Exercise goal -
Could you set out everything from the line containing "annotation: (D) [722, 731, 765, 763]" down to the line containing "annotation: (C) [93, 731, 136, 763]" as a numbered list, with both of those lines included and any blank lines dropped?
================
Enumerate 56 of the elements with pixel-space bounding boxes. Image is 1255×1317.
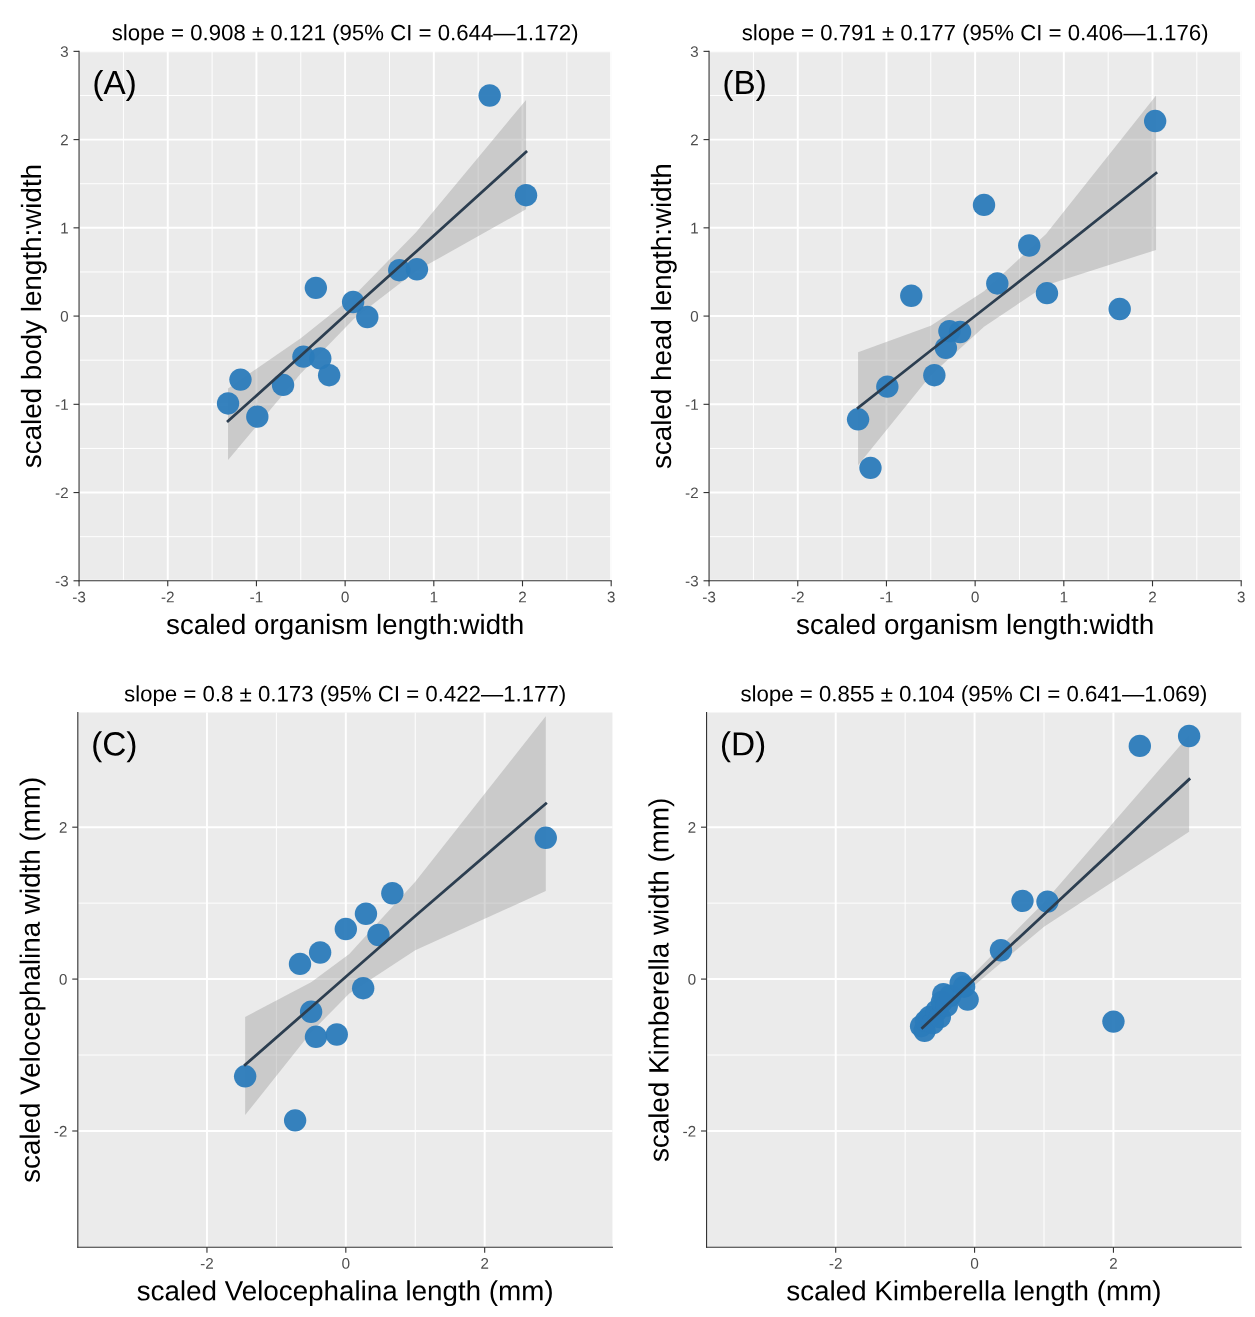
annotation: (D) [722, 731, 765, 763]
x-axis-title: scaled Velocephalina length (mm) [137, 1280, 552, 1307]
y-tick-label: -2 [685, 487, 698, 499]
x-tick-label: 0 [971, 591, 979, 603]
x-tick-label: -2 [200, 1258, 213, 1269]
x-tick-label: 0 [342, 1258, 350, 1269]
y-tick-label: 3 [690, 46, 698, 58]
x-tick-label: -2 [161, 591, 174, 603]
x-axis-title: scaled organism length:width [796, 613, 1153, 640]
y-tick-label: 1 [691, 222, 698, 234]
y-axis-title: scaled Velocephalina width (mm) [19, 778, 46, 1183]
x-tick-label: -2 [791, 591, 804, 603]
x-tick-label: 1 [430, 591, 438, 603]
x-axis-title: scaled organism length:width [166, 613, 523, 640]
y-tick-label: 3 [60, 46, 68, 58]
y-tick-label: 2 [690, 134, 698, 146]
y-tick-label: 0 [688, 973, 696, 985]
y-axis-title: scaled body length:width [20, 165, 47, 468]
annotation: (C) [93, 731, 136, 763]
x-tick-label: 1 [1060, 591, 1068, 603]
chart-title: slope = 0.908 ± 0.121 (95% CI = 0.644—1.172) [112, 24, 578, 45]
y-tick-label: 0 [60, 310, 69, 322]
y-tick-label: -3 [55, 575, 68, 587]
x-tick-label: -1 [880, 591, 893, 603]
y-tick-label: -1 [55, 399, 68, 410]
x-tick-label: -3 [72, 591, 86, 603]
x-tick-label: 3 [1237, 591, 1245, 603]
annotation: (A) [94, 69, 135, 101]
x-axis-title: scaled Kimberella length (mm) [787, 1280, 1160, 1307]
x-tick-label: 2 [1149, 591, 1156, 603]
y-tick-label: -2 [54, 1125, 67, 1137]
x-tick-label: 2 [481, 1258, 489, 1269]
y-tick-label: -3 [685, 575, 698, 587]
y-tick-label: -2 [55, 487, 68, 499]
y-axis-title: scaled Kimberella width (mm) [648, 799, 675, 1162]
x-tick-label: 0 [970, 1258, 979, 1269]
x-tick-label: 2 [1109, 1258, 1117, 1269]
chart-title: slope = 0.8 ± 0.173 (95% CI = 0.422—1.177) [124, 685, 565, 706]
y-tick-label: 2 [688, 822, 696, 833]
x-tick-label: 2 [519, 591, 526, 603]
x-tick-label: 3 [607, 591, 615, 603]
y-tick-label: -1 [685, 399, 698, 410]
annotation: (B) [724, 69, 765, 101]
x-tick-label: -2 [829, 1258, 842, 1269]
x-tick-label: 0 [341, 591, 349, 603]
y-tick-label: -2 [683, 1125, 696, 1137]
x-tick-label: -3 [702, 591, 716, 603]
y-tick-label: 2 [60, 134, 68, 146]
y-tick-label: 1 [61, 222, 68, 234]
chart-title: slope = 0.791 ± 0.177 (95% CI = 0.406—1.176) [742, 24, 1208, 45]
y-tick-label: 0 [690, 310, 699, 322]
x-tick-label: -1 [250, 591, 263, 603]
y-tick-label: 0 [59, 973, 67, 985]
y-axis-title: scaled head length:width [650, 164, 677, 469]
chart-title: slope = 0.855 ± 0.104 (95% CI = 0.641—1.069) [741, 685, 1206, 706]
y-tick-label: 2 [59, 822, 67, 833]
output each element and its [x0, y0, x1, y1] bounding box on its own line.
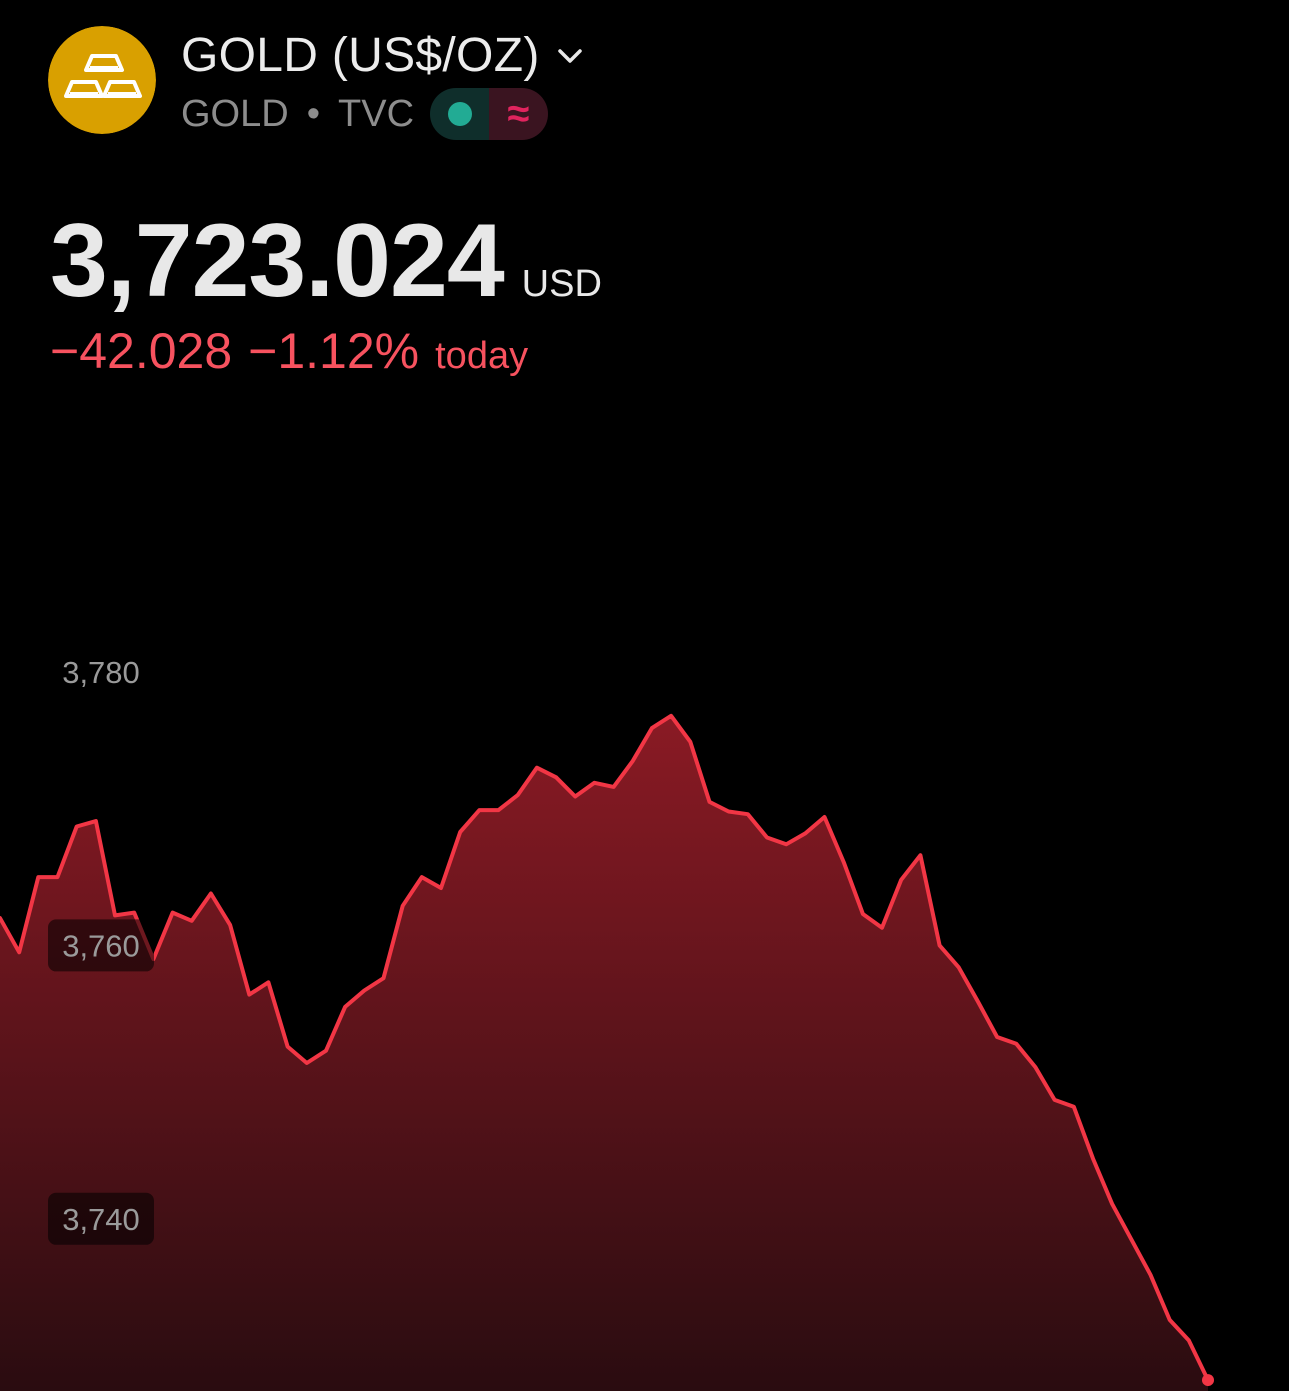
- market-open-indicator: [430, 88, 490, 140]
- wave-icon: ≈: [507, 92, 530, 136]
- symbol-header: GOLD (US$/OZ) GOLD • TVC ≈: [48, 26, 748, 140]
- ticker-label: GOLD: [181, 92, 289, 135]
- currency-label: USD: [521, 263, 602, 305]
- y-tick-label: 3,760: [62, 928, 140, 963]
- y-axis: 3,780 3,760 3,740: [48, 655, 154, 1245]
- symbol-name: GOLD (US$/OZ): [181, 29, 540, 82]
- price-change-percent: −1.12%: [248, 323, 420, 379]
- series-line: [0, 713, 1210, 1383]
- y-tick-label-bg: [48, 1192, 154, 1245]
- y-tick-label-bg: [48, 919, 154, 972]
- price-block: 3,723.024 USD: [50, 202, 602, 321]
- symbol-meta: GOLD • TVC ≈: [181, 88, 549, 140]
- chart-area-fill: [0, 715, 1208, 1391]
- price-chart[interactable]: 3,780 3,760 3,740: [0, 560, 1289, 1391]
- market-status-pill[interactable]: ≈: [430, 88, 549, 140]
- y-tick-label: 3,740: [62, 1202, 140, 1237]
- gold-bars-icon: [48, 26, 156, 134]
- change-row: −42.028 −1.12% today: [50, 322, 528, 380]
- price-change: −42.028: [50, 323, 233, 379]
- exchange-label: TVC: [338, 92, 415, 135]
- chevron-down-icon: [554, 40, 586, 72]
- y-tick-label: 3,780: [62, 655, 140, 690]
- data-delay-indicator: ≈: [489, 88, 549, 140]
- change-period-label: today: [435, 335, 529, 377]
- market-status-dot-icon: [447, 102, 472, 126]
- last-price: 3,723.024: [50, 203, 505, 319]
- meta-separator: •: [306, 92, 321, 135]
- last-price-point: [1202, 1374, 1214, 1387]
- symbol-selector[interactable]: GOLD (US$/OZ): [181, 28, 586, 83]
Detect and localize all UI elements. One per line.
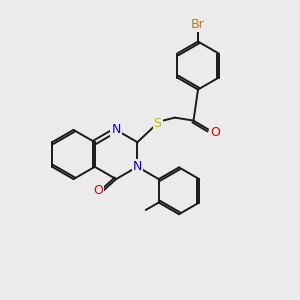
Text: Br: Br <box>191 18 205 31</box>
Text: O: O <box>93 184 103 197</box>
Text: N: N <box>111 123 121 136</box>
Text: O: O <box>210 126 220 139</box>
Text: N: N <box>133 160 142 173</box>
Text: S: S <box>154 116 161 130</box>
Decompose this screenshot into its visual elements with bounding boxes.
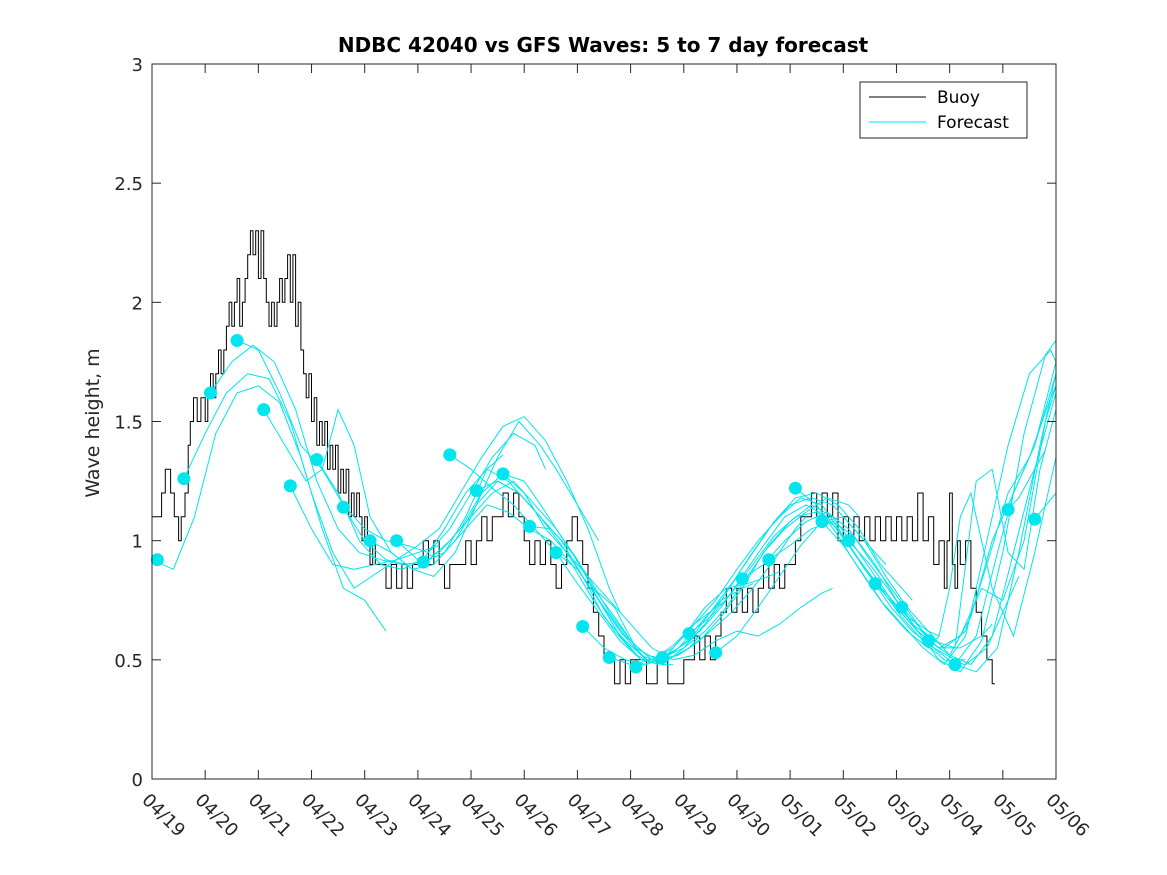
forecast-marker bbox=[283, 479, 297, 493]
forecast-series-line bbox=[555, 497, 887, 666]
forecast-marker bbox=[895, 600, 909, 614]
forecast-marker bbox=[416, 555, 430, 569]
y-tick-label: 0.5 bbox=[114, 651, 143, 672]
forecast-marker bbox=[336, 500, 350, 514]
y-axis-label: Wave height, m bbox=[82, 348, 104, 497]
forecast-series-line bbox=[342, 480, 674, 666]
legend-forecast-label: Forecast bbox=[937, 113, 1009, 133]
forecast-series-line bbox=[1007, 392, 1057, 511]
forecast-series-line bbox=[210, 344, 504, 566]
forecast-marker bbox=[842, 534, 856, 548]
y-tick-label: 2.5 bbox=[114, 174, 143, 195]
forecast-series-line bbox=[529, 497, 860, 661]
y-tick-label: 1 bbox=[132, 532, 143, 553]
forecast-series-line bbox=[502, 473, 833, 661]
forecast-series-line bbox=[449, 454, 780, 661]
forecast-marker bbox=[549, 546, 563, 560]
forecast-series-line bbox=[289, 416, 621, 613]
forecast-marker bbox=[709, 646, 723, 660]
legend: Buoy Forecast bbox=[859, 81, 1028, 139]
forecast-series-line bbox=[874, 385, 1057, 649]
buoy-layer bbox=[152, 230, 995, 685]
forecast-series-line bbox=[609, 497, 940, 666]
y-axis: 0 0.5 1 1.5 2 2.5 3 bbox=[114, 55, 1056, 791]
forecast-marker bbox=[1001, 503, 1015, 517]
forecast-marker bbox=[310, 453, 324, 467]
forecast-layer bbox=[151, 340, 1057, 673]
forecast-marker bbox=[682, 627, 696, 641]
forecast-marker bbox=[762, 553, 776, 567]
forecast-marker bbox=[443, 448, 457, 462]
forecast-series-line bbox=[316, 459, 647, 661]
forecast-marker bbox=[230, 334, 244, 347]
forecast-marker bbox=[1028, 512, 1042, 526]
forecast-marker bbox=[523, 519, 537, 533]
buoy-series-line bbox=[152, 230, 995, 685]
y-tick-label: 0 bbox=[132, 770, 143, 791]
forecast-marker bbox=[469, 484, 483, 498]
forecast-marker bbox=[815, 515, 829, 529]
y-tick-label: 2 bbox=[132, 293, 143, 314]
forecast-series-line bbox=[954, 361, 1057, 665]
forecast-marker bbox=[363, 534, 377, 548]
forecast-series-line bbox=[263, 408, 600, 577]
marker-layer bbox=[150, 334, 1042, 674]
forecast-marker bbox=[177, 472, 191, 486]
plot-area bbox=[150, 230, 1057, 685]
forecast-marker bbox=[921, 634, 935, 648]
forecast-series-line bbox=[151, 385, 387, 632]
forecast-marker bbox=[735, 572, 749, 586]
legend-box bbox=[859, 81, 1028, 139]
forecast-marker bbox=[576, 620, 590, 633]
legend-buoy-label: Buoy bbox=[937, 88, 980, 108]
chart-title: NDBC 42040 vs GFS Waves: 5 to 7 day fore… bbox=[338, 33, 869, 57]
forecast-marker bbox=[150, 553, 164, 567]
y-tick-label: 1.5 bbox=[114, 413, 143, 434]
forecast-series-line bbox=[848, 409, 1057, 649]
forecast-marker bbox=[948, 658, 962, 672]
forecast-marker bbox=[602, 651, 616, 664]
forecast-marker bbox=[390, 534, 404, 548]
forecast-marker bbox=[868, 577, 882, 591]
forecast-marker bbox=[656, 651, 669, 664]
forecast-marker bbox=[257, 403, 271, 417]
forecast-series-line bbox=[821, 457, 1057, 649]
forecast-series-line bbox=[795, 349, 1057, 666]
forecast-marker bbox=[788, 481, 802, 495]
y-tick-label: 3 bbox=[132, 55, 143, 76]
forecast-series-line bbox=[422, 504, 754, 666]
forecast-marker bbox=[204, 386, 217, 400]
forecast-series-line bbox=[715, 449, 1046, 666]
forecast-marker bbox=[629, 660, 643, 674]
forecast-marker bbox=[496, 467, 510, 481]
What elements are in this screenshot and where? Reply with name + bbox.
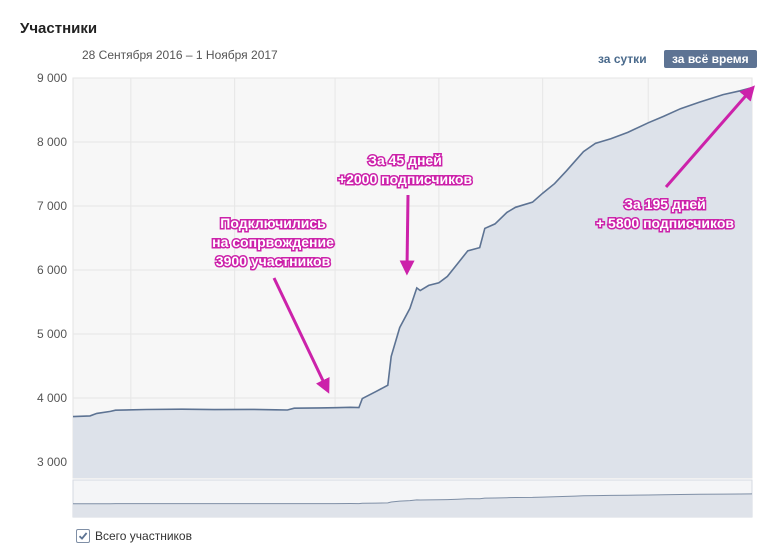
================
Solved problem -
1. annotation: (D) [722, 731, 765, 763]
2. x-axis-title: scaled Velocephalina length (mm) [137, 1280, 552, 1307]
3. y-tick-label: -2 [685, 487, 698, 499]
4. x-tick-label: 0 [971, 591, 979, 603]
5. x-tick-label: -2 [200, 1258, 213, 1269]
6. x-tick-label: 0 [342, 1258, 350, 1269]
7. y-tick-label: 3 [690, 46, 698, 58]
8. x-tick-label: -2 [161, 591, 174, 603]
9. x-axis-title: scaled organism length:width [796, 613, 1153, 640]
10. y-tick-label: 1 [691, 222, 698, 234]
11. y-axis-title: scaled Velocephalina width (mm) [19, 778, 46, 1183]
12. x-tick-label: -2 [791, 591, 804, 603]
13. x-tick-label: 1 [430, 591, 438, 603]
14. x-axis-title: scaled organism length:width [166, 613, 523, 640]
15. y-tick-label: 3 [60, 46, 68, 58]
16. y-tick-label: 2 [690, 134, 698, 146]
17. y-tick-label: 0 [688, 973, 696, 985]
18. y-axis-title: scaled body length:width [20, 165, 47, 468]
19. annotation: (C) [93, 731, 136, 763]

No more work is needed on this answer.